## [Exercise objective]
Look through the listing and locate every line containing the word "note"; copy those lines.

[START Record set]

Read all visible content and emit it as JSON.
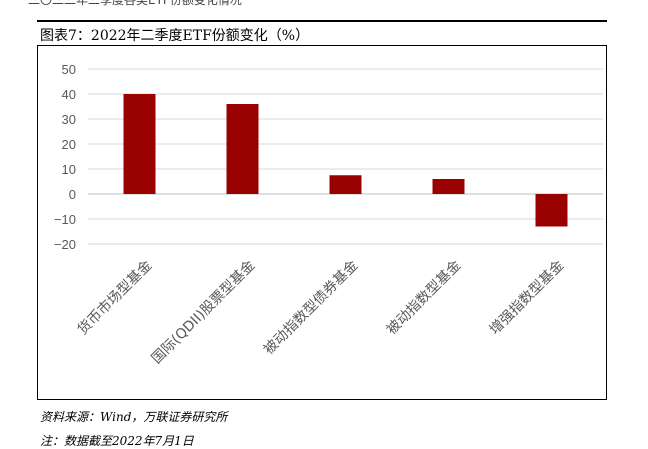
{
  "header_fragment": "二〇二二年二季度各类ETF份额变化情况",
  "title": "图表7：2022年二季度ETF份额变化（%）",
  "source": "资料来源：Wind，万联证券研究所",
  "note": "注：数据截至2022年7月1日",
  "colors": {
    "bar": "#990000",
    "grid": "#d9d9d9",
    "axis": "#bfbfbf",
    "tick_text": "#595959"
  },
  "chart_data": {
    "type": "bar",
    "title": "",
    "xlabel": "",
    "ylabel": "",
    "categories": [
      "货币市场型基金",
      "国际(QDII)股票型基金",
      "被动指数型债券基金",
      "被动指数型基金",
      "增强指数型基金"
    ],
    "values": [
      40,
      36,
      7.5,
      6,
      -13
    ],
    "ylim": [
      -20,
      50
    ],
    "yticks": [
      50,
      40,
      30,
      20,
      10,
      0,
      -10,
      -20
    ],
    "ytick_labels": [
      "50",
      "40",
      "30",
      "20",
      "10",
      "0",
      "−10",
      "−20"
    ],
    "grid": true,
    "legend": "none"
  }
}
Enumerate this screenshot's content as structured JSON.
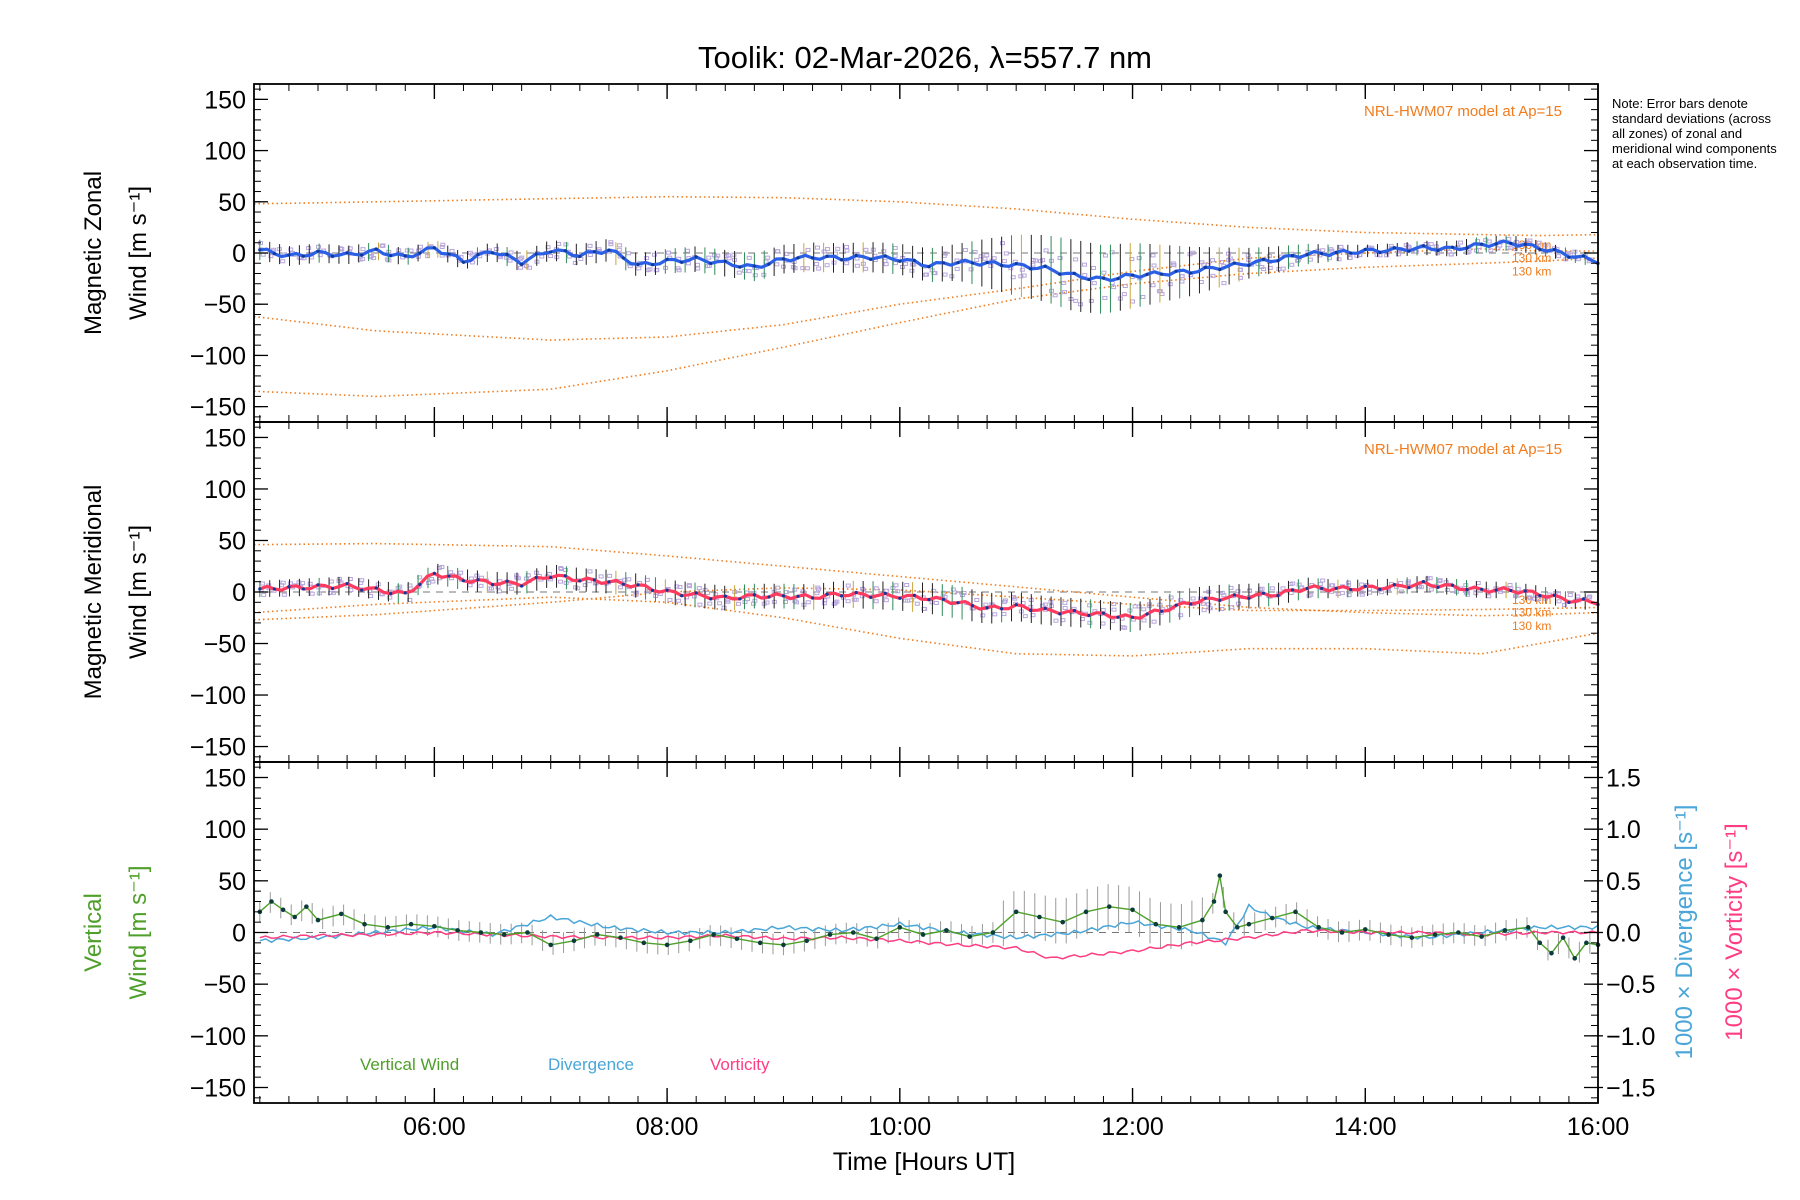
{
  "title": "Toolik: 02-Mar-2026, λ=557.7 nm",
  "note": "Note: Error bars denote standard deviations (across all zones) of zonal and meridional wind components at each observation time.",
  "colors": {
    "model": "#f07c1e",
    "zonal": "#2a5fe6",
    "meridional": "#ff3a5f",
    "vertical": "#4fa02a",
    "divergence": "#4aa6d8",
    "vorticity": "#ff3d82",
    "zone_samples": "#b7a6dc",
    "error_bar": "#222222"
  },
  "x_axis": {
    "label": "Time [Hours UT]",
    "range_hours": [
      4.45,
      16.0
    ],
    "tick_hours": [
      6,
      8,
      10,
      12,
      14,
      16
    ],
    "tick_labels": [
      "06:00",
      "08:00",
      "10:00",
      "12:00",
      "14:00",
      "16:00"
    ]
  },
  "chart_data": [
    {
      "type": "line",
      "id": "zonal",
      "ylabel_line1": "Magnetic Zonal",
      "ylabel_line2": "Wind [m s⁻¹]",
      "ylim": [
        -165,
        165
      ],
      "yticks": [
        -150,
        -100,
        -50,
        0,
        50,
        100,
        150
      ],
      "ytick_labels": [
        "−150",
        "−100",
        "−50",
        "0",
        "50",
        "100",
        "150"
      ],
      "model_label": "NRL-HWM07 model at Ap=15",
      "model_alt_labels": [
        "130 km",
        "130 km",
        "130 km"
      ],
      "series": [
        {
          "name": "Zonal wind (mean)",
          "x": [
            4.5,
            4.75,
            5.0,
            5.25,
            5.5,
            5.75,
            6.0,
            6.25,
            6.5,
            6.75,
            7.0,
            7.25,
            7.5,
            7.75,
            8.0,
            8.25,
            8.5,
            8.75,
            9.0,
            9.25,
            9.5,
            9.75,
            10.0,
            10.25,
            10.5,
            10.75,
            11.0,
            11.25,
            11.5,
            11.75,
            12.0,
            12.25,
            12.5,
            12.75,
            13.0,
            13.25,
            13.5,
            13.75,
            14.0,
            14.25,
            14.5,
            14.75,
            15.0,
            15.25,
            15.5,
            15.75,
            16.0
          ],
          "values": [
            3,
            -3,
            0,
            -2,
            2,
            -4,
            5,
            -8,
            2,
            -9,
            3,
            -2,
            3,
            -12,
            -8,
            -6,
            -10,
            -14,
            -6,
            -4,
            -5,
            -4,
            -6,
            -12,
            -9,
            -10,
            -12,
            -15,
            -22,
            -26,
            -22,
            -20,
            -18,
            -14,
            -10,
            -6,
            -1,
            0,
            2,
            3,
            5,
            4,
            8,
            10,
            5,
            -2,
            -8
          ]
        },
        {
          "name": "Zonal error (std dev)",
          "x": [
            4.5,
            6.0,
            8.0,
            9.0,
            10.0,
            10.5,
            11.0,
            11.5,
            12.0,
            12.5,
            13.0,
            13.5,
            14.0,
            15.0,
            16.0
          ],
          "values": [
            10,
            8,
            12,
            14,
            15,
            18,
            30,
            35,
            32,
            24,
            15,
            10,
            6,
            8,
            6
          ]
        },
        {
          "name": "HWM07 model 1",
          "x": [
            4.45,
            5.5,
            7.0,
            8.0,
            9.0,
            10.0,
            11.0,
            12.0,
            13.0,
            14.0,
            15.0,
            15.5,
            16.0
          ],
          "values": [
            48,
            50,
            53,
            55,
            54,
            50,
            43,
            33,
            25,
            20,
            18,
            17,
            18
          ]
        },
        {
          "name": "HWM07 model 2",
          "x": [
            4.45,
            5.5,
            7.0,
            8.0,
            9.0,
            10.0,
            11.0,
            12.0,
            13.0,
            14.0,
            15.0,
            15.5,
            16.0
          ],
          "values": [
            -62,
            -76,
            -85,
            -82,
            -70,
            -50,
            -35,
            -18,
            -5,
            0,
            4,
            2,
            2
          ]
        },
        {
          "name": "HWM07 model 3",
          "x": [
            4.45,
            5.5,
            7.0,
            8.0,
            9.0,
            10.0,
            11.0,
            12.0,
            13.0,
            14.0,
            15.0,
            15.5,
            16.0
          ],
          "values": [
            -135,
            -140,
            -133,
            -115,
            -92,
            -68,
            -45,
            -30,
            -20,
            -14,
            -10,
            -8,
            -5
          ]
        }
      ]
    },
    {
      "type": "line",
      "id": "meridional",
      "ylabel_line1": "Magnetic Meridional",
      "ylabel_line2": "Wind [m s⁻¹]",
      "ylim": [
        -165,
        165
      ],
      "yticks": [
        -150,
        -100,
        -50,
        0,
        50,
        100,
        150
      ],
      "ytick_labels": [
        "−150",
        "−100",
        "−50",
        "0",
        "50",
        "100",
        "150"
      ],
      "model_label": "NRL-HWM07 model at Ap=15",
      "model_alt_labels": [
        "130 km",
        "130 km",
        "130 km"
      ],
      "series": [
        {
          "name": "Meridional wind (mean)",
          "x": [
            4.5,
            4.75,
            5.0,
            5.25,
            5.5,
            5.75,
            6.0,
            6.25,
            6.5,
            6.75,
            7.0,
            7.25,
            7.5,
            7.75,
            8.0,
            8.25,
            8.5,
            8.75,
            9.0,
            9.25,
            9.5,
            9.75,
            10.0,
            10.25,
            10.5,
            10.75,
            11.0,
            11.25,
            11.5,
            11.75,
            12.0,
            12.25,
            12.5,
            12.75,
            13.0,
            13.25,
            13.5,
            13.75,
            14.0,
            14.25,
            14.5,
            14.75,
            15.0,
            15.25,
            15.5,
            15.75,
            16.0
          ],
          "values": [
            3,
            4,
            5,
            6,
            2,
            -2,
            18,
            12,
            9,
            8,
            16,
            12,
            10,
            6,
            0,
            -3,
            -6,
            -4,
            -4,
            -5,
            -2,
            -3,
            -4,
            -6,
            -10,
            -16,
            -14,
            -18,
            -20,
            -22,
            -25,
            -18,
            -10,
            -6,
            -4,
            -2,
            4,
            3,
            4,
            5,
            8,
            5,
            2,
            2,
            -2,
            -8,
            -10
          ]
        },
        {
          "name": "Meridional error (std dev)",
          "x": [
            4.5,
            6.0,
            8.0,
            9.0,
            10.0,
            10.5,
            11.0,
            11.5,
            12.0,
            12.5,
            13.0,
            14.0,
            15.0,
            16.0
          ],
          "values": [
            8,
            10,
            12,
            12,
            14,
            16,
            14,
            14,
            14,
            14,
            12,
            8,
            8,
            8
          ]
        },
        {
          "name": "HWM07 model 1",
          "x": [
            4.45,
            5.5,
            7.0,
            8.0,
            9.0,
            10.0,
            11.0,
            12.0,
            13.0,
            14.0,
            15.0,
            15.5,
            16.0
          ],
          "values": [
            46,
            47,
            44,
            35,
            25,
            15,
            5,
            -5,
            -15,
            -20,
            -23,
            -22,
            -20
          ]
        },
        {
          "name": "HWM07 model 2",
          "x": [
            4.45,
            5.5,
            7.0,
            8.0,
            9.0,
            10.0,
            11.0,
            12.0,
            13.0,
            14.0,
            15.0,
            15.5,
            16.0
          ],
          "values": [
            -27,
            -22,
            -10,
            0,
            4,
            2,
            -5,
            -12,
            -18,
            -18,
            -17,
            -16,
            -15
          ]
        },
        {
          "name": "HWM07 model 3",
          "x": [
            4.45,
            5.5,
            7.0,
            8.0,
            9.0,
            10.0,
            11.0,
            12.0,
            13.0,
            14.0,
            15.0,
            15.5,
            16.0
          ],
          "values": [
            -20,
            -12,
            -5,
            -10,
            -25,
            -45,
            -60,
            -62,
            -55,
            -55,
            -60,
            -50,
            -40
          ]
        }
      ]
    },
    {
      "type": "line",
      "id": "vertical",
      "ylabel_line1": "Vertical",
      "ylabel_line2": "Wind [m s⁻¹]",
      "ylim": [
        -165,
        165
      ],
      "yticks": [
        -150,
        -100,
        -50,
        0,
        50,
        100,
        150
      ],
      "ytick_labels": [
        "−150",
        "−100",
        "−50",
        "0",
        "50",
        "100",
        "150"
      ],
      "y2label_div": "1000 × Divergence [s⁻¹]",
      "y2label_vort": "1000 × Vorticity [s⁻¹]",
      "y2lim": [
        -1.65,
        1.65
      ],
      "y2ticks": [
        -1.5,
        -1.0,
        -0.5,
        0.0,
        0.5,
        1.0,
        1.5
      ],
      "y2tick_labels": [
        "−1.5",
        "−1.0",
        "−0.5",
        "0.0",
        "0.5",
        "1.0",
        "1.5"
      ],
      "legend": [
        "Vertical Wind",
        "Divergence",
        "Vorticity"
      ],
      "series": [
        {
          "name": "Vertical Wind",
          "x": [
            4.5,
            4.6,
            4.7,
            4.8,
            4.9,
            5.0,
            5.2,
            5.4,
            5.6,
            5.8,
            6.0,
            6.2,
            6.4,
            6.6,
            6.8,
            7.0,
            7.2,
            7.4,
            7.6,
            7.8,
            8.0,
            8.2,
            8.4,
            8.6,
            8.8,
            9.0,
            9.2,
            9.4,
            9.6,
            9.8,
            10.0,
            10.2,
            10.4,
            10.6,
            10.8,
            11.0,
            11.2,
            11.4,
            11.6,
            11.8,
            12.0,
            12.2,
            12.4,
            12.6,
            12.7,
            12.75,
            12.8,
            12.9,
            13.0,
            13.2,
            13.4,
            13.6,
            13.8,
            14.0,
            14.2,
            14.4,
            14.6,
            14.8,
            15.0,
            15.2,
            15.4,
            15.5,
            15.6,
            15.7,
            15.8,
            15.9,
            16.0
          ],
          "values": [
            20,
            30,
            22,
            15,
            25,
            12,
            18,
            8,
            5,
            8,
            6,
            2,
            0,
            -2,
            0,
            -12,
            -8,
            -2,
            -5,
            -10,
            -12,
            -8,
            -2,
            -6,
            -10,
            -12,
            -8,
            -2,
            0,
            -6,
            5,
            -2,
            2,
            -4,
            0,
            20,
            15,
            10,
            20,
            25,
            22,
            8,
            5,
            12,
            30,
            55,
            20,
            5,
            8,
            14,
            20,
            5,
            0,
            3,
            -2,
            -5,
            -2,
            0,
            -4,
            2,
            5,
            -10,
            -20,
            -5,
            -25,
            -10,
            -12
          ]
        },
        {
          "name": "Divergence",
          "x": [
            4.5,
            5.0,
            5.5,
            6.0,
            6.5,
            7.0,
            7.5,
            8.0,
            8.5,
            9.0,
            9.5,
            10.0,
            10.5,
            11.0,
            11.5,
            12.0,
            12.5,
            12.8,
            13.0,
            13.2,
            13.5,
            14.0,
            14.5,
            15.0,
            15.5,
            16.0
          ],
          "values": [
            -0.08,
            -0.05,
            0.0,
            0.05,
            -0.02,
            0.15,
            0.05,
            0.0,
            0.0,
            0.05,
            0.02,
            0.08,
            0.0,
            -0.05,
            0.0,
            0.1,
            0.02,
            -0.1,
            0.25,
            0.15,
            0.05,
            0.0,
            -0.05,
            0.0,
            0.05,
            0.05
          ]
        },
        {
          "name": "Vorticity",
          "x": [
            4.5,
            5.0,
            5.5,
            6.0,
            6.5,
            7.0,
            7.5,
            8.0,
            8.5,
            9.0,
            9.5,
            10.0,
            10.5,
            11.0,
            11.3,
            11.6,
            12.0,
            12.5,
            13.0,
            13.5,
            14.0,
            14.5,
            15.0,
            15.5,
            16.0
          ],
          "values": [
            -0.05,
            -0.03,
            -0.02,
            0.0,
            -0.02,
            -0.04,
            -0.05,
            -0.05,
            -0.03,
            -0.06,
            -0.05,
            -0.08,
            -0.12,
            -0.15,
            -0.25,
            -0.22,
            -0.18,
            -0.1,
            -0.05,
            0.02,
            0.0,
            0.0,
            -0.02,
            0.0,
            0.0
          ]
        }
      ]
    }
  ]
}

[END Record set]

## [Exercise result]
  "note": "注：数据截至2022年7月1日",
  "note": "Note: Error bars denote standard deviations (across all zones) of zonal and meridional wind components at each observation time.",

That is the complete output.